Directions> For each line below that contains the string "type", copy that line.

Given records>
====

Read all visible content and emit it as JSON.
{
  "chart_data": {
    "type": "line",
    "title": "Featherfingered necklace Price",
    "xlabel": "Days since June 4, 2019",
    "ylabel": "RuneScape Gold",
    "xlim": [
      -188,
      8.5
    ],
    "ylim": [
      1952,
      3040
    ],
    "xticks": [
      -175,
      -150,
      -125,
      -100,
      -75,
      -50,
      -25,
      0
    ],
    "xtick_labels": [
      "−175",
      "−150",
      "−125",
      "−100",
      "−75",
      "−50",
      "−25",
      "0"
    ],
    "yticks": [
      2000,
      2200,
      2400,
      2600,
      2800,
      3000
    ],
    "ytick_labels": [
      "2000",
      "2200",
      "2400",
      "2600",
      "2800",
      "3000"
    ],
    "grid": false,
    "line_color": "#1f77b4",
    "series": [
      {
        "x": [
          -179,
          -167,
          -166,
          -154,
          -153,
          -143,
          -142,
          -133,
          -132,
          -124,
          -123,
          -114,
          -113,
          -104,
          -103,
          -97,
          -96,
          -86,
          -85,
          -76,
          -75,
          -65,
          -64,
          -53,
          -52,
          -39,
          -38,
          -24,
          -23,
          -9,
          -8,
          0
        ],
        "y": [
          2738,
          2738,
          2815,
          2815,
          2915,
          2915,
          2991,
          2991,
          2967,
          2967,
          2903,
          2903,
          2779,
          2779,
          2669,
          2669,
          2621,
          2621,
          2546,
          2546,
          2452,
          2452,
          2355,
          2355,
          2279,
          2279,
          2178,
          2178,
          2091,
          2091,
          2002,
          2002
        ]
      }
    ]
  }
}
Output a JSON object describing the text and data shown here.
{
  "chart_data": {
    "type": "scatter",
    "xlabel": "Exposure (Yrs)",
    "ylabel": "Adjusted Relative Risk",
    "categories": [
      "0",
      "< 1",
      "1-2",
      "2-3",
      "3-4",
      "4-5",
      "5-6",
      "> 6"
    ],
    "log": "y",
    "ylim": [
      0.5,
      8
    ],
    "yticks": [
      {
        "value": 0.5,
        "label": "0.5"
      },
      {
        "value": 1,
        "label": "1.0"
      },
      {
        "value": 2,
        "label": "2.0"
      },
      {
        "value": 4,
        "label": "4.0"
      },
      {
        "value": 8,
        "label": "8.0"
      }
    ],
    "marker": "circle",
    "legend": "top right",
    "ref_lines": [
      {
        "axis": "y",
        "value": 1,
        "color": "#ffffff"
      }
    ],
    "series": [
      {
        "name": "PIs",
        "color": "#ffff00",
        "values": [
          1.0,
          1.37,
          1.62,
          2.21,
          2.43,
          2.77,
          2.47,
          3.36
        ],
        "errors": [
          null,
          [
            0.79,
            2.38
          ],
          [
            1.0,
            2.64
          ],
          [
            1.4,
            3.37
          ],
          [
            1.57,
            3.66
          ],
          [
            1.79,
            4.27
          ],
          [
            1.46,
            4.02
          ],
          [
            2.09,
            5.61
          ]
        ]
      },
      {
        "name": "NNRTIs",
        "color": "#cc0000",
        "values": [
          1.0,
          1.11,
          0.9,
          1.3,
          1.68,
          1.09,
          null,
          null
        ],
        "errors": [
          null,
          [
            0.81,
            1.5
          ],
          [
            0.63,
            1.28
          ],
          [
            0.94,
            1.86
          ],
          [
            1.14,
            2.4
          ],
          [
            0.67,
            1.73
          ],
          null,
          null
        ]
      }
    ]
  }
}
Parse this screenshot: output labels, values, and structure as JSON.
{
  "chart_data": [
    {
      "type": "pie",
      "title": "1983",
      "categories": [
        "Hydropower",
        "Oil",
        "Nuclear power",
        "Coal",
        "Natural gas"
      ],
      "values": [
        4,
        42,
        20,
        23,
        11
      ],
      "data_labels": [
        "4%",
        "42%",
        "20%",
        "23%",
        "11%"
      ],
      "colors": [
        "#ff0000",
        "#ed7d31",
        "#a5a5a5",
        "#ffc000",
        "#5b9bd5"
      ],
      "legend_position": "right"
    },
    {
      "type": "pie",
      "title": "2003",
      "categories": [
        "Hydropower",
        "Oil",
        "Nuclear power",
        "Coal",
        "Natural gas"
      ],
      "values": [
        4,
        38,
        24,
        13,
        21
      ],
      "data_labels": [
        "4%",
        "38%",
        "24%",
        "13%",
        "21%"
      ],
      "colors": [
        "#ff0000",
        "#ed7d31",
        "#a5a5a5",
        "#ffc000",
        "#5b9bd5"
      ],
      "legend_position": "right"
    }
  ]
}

====

Complete response>
    "type": "line",
    "type": "scatter",
      "type": "pie",
      "type": "pie",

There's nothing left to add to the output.